Express the records, from their first line through the line containing "- value-label-15: 3%: [189, 598, 218, 619]", as a JSON list of strings with one string per line, omitting any blank lines.

Material provided:

********

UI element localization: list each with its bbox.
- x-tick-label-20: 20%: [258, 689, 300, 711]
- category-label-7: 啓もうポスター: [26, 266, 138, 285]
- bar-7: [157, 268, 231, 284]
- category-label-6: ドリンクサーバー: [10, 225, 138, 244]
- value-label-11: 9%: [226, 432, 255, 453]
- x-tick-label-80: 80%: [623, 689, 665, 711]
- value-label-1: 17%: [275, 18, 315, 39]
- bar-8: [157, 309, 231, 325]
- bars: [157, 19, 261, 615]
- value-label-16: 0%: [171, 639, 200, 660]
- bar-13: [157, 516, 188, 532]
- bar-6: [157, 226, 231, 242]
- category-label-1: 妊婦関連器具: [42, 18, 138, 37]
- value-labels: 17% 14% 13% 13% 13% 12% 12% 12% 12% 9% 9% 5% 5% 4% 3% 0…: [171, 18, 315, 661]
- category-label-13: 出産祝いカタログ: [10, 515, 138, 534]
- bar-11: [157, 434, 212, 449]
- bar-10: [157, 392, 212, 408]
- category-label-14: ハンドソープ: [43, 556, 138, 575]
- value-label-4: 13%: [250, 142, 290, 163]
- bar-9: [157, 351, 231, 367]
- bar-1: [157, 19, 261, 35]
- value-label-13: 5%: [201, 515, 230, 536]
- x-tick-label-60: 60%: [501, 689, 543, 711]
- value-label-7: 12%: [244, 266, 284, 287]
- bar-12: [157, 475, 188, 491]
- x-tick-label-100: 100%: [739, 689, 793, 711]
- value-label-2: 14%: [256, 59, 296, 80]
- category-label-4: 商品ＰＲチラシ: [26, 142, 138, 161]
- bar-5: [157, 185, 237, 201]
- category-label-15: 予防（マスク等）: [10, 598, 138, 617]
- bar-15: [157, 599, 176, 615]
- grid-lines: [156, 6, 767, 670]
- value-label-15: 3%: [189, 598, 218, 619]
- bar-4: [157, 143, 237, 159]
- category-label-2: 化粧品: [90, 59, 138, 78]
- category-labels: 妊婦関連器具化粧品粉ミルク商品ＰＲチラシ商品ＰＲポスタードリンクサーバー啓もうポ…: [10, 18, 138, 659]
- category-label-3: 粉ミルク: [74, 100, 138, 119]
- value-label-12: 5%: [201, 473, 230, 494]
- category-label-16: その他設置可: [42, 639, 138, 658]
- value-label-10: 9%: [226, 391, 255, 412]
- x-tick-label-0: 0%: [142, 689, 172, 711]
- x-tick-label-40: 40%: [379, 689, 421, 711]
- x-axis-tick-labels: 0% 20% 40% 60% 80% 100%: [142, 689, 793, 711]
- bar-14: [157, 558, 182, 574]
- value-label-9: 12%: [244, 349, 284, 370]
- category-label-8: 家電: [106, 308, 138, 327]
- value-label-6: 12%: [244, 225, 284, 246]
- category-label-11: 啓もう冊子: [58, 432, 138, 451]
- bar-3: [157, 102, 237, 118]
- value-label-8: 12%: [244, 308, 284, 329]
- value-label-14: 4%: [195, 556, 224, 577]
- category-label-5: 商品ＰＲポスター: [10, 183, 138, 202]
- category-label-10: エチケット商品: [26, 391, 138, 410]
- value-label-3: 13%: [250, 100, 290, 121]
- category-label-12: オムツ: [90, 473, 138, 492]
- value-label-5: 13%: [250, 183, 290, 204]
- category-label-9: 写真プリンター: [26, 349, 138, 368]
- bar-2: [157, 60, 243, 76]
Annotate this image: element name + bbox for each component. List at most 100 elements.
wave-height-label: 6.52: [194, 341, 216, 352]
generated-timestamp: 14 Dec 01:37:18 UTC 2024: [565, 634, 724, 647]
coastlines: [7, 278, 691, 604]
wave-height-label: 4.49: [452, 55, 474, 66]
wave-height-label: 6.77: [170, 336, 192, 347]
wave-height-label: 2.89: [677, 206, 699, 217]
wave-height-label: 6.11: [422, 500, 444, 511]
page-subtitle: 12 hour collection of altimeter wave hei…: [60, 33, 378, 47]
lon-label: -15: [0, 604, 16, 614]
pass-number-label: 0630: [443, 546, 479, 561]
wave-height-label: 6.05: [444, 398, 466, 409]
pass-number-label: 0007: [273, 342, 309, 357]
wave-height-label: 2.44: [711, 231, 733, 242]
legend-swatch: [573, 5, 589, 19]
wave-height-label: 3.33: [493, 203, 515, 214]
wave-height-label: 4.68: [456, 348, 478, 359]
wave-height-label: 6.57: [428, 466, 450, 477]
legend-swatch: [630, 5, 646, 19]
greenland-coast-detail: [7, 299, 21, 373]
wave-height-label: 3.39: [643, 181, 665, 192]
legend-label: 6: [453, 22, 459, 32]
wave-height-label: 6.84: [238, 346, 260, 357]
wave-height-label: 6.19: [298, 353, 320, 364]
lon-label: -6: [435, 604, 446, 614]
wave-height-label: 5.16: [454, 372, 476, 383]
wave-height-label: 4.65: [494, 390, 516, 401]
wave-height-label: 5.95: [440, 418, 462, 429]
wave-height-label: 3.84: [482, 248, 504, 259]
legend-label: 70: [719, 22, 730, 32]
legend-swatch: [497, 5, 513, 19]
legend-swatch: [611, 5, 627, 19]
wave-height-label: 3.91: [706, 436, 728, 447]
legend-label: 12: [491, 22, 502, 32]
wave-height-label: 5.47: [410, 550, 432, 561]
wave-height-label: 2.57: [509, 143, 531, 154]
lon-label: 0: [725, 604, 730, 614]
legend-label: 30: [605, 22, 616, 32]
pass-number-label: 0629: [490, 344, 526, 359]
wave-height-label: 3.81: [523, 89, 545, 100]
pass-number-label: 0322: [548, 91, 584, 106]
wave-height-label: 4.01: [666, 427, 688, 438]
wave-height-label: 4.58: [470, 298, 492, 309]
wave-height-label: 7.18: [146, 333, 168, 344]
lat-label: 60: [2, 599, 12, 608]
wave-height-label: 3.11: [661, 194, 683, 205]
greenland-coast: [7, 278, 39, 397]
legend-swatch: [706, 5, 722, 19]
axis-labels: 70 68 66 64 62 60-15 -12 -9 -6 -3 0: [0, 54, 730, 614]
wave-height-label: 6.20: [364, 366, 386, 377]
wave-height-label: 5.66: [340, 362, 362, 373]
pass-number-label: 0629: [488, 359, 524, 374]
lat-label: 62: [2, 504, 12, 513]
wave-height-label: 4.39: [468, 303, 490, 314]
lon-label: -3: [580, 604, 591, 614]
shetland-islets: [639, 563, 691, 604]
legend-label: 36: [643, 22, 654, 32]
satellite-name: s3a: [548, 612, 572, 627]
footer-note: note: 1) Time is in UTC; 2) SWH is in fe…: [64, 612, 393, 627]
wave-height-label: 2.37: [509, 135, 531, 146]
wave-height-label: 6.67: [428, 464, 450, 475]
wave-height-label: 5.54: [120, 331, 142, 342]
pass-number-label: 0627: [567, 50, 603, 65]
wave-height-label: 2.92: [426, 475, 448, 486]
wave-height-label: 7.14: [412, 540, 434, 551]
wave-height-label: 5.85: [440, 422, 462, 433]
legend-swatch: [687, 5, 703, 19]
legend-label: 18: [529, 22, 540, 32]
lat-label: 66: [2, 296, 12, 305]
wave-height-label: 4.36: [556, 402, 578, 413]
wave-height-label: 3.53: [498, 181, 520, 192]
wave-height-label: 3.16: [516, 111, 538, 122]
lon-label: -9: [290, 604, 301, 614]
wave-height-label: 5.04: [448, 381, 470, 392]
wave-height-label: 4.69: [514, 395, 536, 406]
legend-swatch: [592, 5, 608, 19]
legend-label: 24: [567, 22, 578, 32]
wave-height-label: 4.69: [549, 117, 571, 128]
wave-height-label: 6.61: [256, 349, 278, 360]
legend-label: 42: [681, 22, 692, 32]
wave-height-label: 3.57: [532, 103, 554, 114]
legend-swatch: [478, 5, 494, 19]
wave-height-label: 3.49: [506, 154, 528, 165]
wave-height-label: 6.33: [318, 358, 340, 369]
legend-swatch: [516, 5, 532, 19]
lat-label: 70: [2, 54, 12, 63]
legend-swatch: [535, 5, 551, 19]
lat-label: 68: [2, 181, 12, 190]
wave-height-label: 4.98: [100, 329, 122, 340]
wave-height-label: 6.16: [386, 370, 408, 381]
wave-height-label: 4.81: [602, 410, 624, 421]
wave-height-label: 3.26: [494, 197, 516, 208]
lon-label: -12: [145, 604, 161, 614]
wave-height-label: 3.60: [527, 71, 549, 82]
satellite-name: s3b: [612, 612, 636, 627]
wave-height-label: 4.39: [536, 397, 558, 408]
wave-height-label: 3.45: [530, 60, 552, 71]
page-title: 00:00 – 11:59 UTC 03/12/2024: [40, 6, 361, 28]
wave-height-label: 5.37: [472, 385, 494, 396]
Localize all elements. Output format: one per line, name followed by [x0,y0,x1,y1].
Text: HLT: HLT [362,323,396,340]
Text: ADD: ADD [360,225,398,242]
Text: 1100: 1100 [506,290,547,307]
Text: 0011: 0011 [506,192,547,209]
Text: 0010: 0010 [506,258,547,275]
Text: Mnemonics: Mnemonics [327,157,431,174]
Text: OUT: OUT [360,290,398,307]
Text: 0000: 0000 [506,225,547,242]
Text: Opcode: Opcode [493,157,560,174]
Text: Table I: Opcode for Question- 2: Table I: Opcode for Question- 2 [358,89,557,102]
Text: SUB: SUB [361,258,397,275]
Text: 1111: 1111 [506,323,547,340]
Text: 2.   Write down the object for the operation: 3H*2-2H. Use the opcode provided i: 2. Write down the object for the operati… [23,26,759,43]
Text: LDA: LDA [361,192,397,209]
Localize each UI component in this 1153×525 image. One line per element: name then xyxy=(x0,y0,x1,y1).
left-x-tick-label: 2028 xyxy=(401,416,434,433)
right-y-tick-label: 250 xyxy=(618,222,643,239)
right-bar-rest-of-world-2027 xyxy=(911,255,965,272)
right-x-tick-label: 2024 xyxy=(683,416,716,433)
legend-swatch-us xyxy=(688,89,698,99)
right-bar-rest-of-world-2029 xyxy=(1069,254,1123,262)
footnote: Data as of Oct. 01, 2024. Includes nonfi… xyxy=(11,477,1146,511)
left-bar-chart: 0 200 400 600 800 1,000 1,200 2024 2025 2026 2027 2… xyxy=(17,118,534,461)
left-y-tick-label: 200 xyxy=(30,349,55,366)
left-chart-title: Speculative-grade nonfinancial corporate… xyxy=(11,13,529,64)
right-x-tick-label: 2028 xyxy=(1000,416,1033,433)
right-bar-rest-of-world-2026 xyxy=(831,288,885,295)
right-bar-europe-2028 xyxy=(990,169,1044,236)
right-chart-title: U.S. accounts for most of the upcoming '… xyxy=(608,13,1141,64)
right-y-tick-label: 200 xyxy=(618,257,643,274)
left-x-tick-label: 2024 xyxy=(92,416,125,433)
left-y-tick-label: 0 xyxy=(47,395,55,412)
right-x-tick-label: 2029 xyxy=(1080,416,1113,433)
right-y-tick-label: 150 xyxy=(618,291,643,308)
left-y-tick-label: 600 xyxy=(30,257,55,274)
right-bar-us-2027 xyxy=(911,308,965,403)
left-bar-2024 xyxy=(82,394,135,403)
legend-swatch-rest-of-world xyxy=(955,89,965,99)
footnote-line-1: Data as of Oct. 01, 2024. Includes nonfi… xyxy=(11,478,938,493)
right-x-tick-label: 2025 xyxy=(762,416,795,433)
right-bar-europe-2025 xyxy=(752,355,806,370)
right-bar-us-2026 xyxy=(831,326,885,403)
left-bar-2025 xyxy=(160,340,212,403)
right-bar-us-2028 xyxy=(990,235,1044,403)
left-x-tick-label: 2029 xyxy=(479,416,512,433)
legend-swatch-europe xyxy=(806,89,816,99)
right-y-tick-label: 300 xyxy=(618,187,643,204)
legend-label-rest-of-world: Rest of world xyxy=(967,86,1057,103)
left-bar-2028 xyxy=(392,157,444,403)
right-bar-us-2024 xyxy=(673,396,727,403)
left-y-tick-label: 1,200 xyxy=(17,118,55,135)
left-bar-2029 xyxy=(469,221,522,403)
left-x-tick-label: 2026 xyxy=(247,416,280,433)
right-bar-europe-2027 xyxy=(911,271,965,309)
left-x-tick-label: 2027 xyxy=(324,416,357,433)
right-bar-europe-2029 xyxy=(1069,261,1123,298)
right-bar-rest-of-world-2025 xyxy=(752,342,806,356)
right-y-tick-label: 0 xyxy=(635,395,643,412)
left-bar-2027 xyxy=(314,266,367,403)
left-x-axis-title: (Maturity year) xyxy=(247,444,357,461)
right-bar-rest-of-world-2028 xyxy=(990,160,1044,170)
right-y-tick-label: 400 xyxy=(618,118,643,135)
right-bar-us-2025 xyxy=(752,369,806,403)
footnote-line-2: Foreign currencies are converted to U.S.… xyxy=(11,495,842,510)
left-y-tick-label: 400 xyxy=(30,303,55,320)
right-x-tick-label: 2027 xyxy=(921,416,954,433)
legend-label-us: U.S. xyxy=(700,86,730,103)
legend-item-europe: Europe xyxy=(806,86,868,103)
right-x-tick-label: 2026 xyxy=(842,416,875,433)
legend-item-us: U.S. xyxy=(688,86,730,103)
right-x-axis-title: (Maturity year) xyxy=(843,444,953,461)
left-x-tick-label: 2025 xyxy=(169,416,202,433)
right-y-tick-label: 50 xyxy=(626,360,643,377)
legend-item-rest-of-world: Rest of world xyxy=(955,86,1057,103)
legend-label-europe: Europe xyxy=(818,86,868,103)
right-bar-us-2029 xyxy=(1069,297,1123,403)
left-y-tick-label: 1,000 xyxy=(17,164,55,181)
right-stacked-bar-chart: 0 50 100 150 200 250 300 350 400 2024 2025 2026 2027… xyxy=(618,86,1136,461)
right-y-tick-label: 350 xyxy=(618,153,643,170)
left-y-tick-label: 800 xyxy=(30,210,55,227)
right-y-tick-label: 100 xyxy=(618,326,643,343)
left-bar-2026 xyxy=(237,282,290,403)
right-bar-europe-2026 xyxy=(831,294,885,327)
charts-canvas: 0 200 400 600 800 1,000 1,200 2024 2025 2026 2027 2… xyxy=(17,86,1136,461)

********

Answer for this exercise:
[
  "UI element localization: list each with its bbox.",
  "- x-tick-label-20: 20%: [258, 689, 300, 711]",
  "- category-label-7: 啓もうポスター: [26, 266, 138, 285]",
  "- bar-7: [157, 268, 231, 284]",
  "- category-label-6: ドリンクサーバー: [10, 225, 138, 244]",
  "- value-label-11: 9%: [226, 432, 255, 453]",
  "- x-tick-label-80: 80%: [623, 689, 665, 711]",
  "- value-label-1: 17%: [275, 18, 315, 39]",
  "- bar-8: [157, 309, 231, 325]",
  "- bars: [157, 19, 261, 615]",
  "- value-label-16: 0%: [171, 639, 200, 660]",
  "- bar-13: [157, 516, 188, 532]",
  "- bar-6: [157, 226, 231, 242]",
  "- category-label-1: 妊婦関連器具: [42, 18, 138, 37]",
  "- value-labels: 17% 14% 13% 13% 13% 12% 12% 12% 12% 9% 9% 5% 5% 4% 3% 0…: [171, 18, 315, 661]",
  "- category-label-13: 出産祝いカタログ: [10, 515, 138, 534]",
  "- bar-11: [157, 434, 212, 449]",
  "- bar-10: [157, 392, 212, 408]",
  "- category-label-14: ハンドソープ: [43, 556, 138, 575]",
  "- value-label-4: 13%: [250, 142, 290, 163]",
  "- bar-9: [157, 351, 231, 367]",
  "- bar-1: [157, 19, 261, 35]",
  "- value-label-13: 5%: [201, 515, 230, 536]",
  "- x-tick-label-60: 60%: [501, 689, 543, 711]",
  "- value-label-7: 12%: [244, 266, 284, 287]",
  "- bar-12: [157, 475, 188, 491]",
  "- x-tick-label-100: 100%: [739, 689, 793, 711]",
  "- value-label-2: 14%: [256, 59, 296, 80]",
  "- category-label-4: 商品ＰＲチラシ: [26, 142, 138, 161]",
  "- bar-5: [157, 185, 237, 201]",
  "- category-label-15: 予防（マスク等）: [10, 598, 138, 617]",
  "- bar-15: [157, 599, 176, 615]",
  "- grid-lines: [156, 6, 767, 670]",
  "- value-label-15: 3%: [189, 598, 218, 619]"
]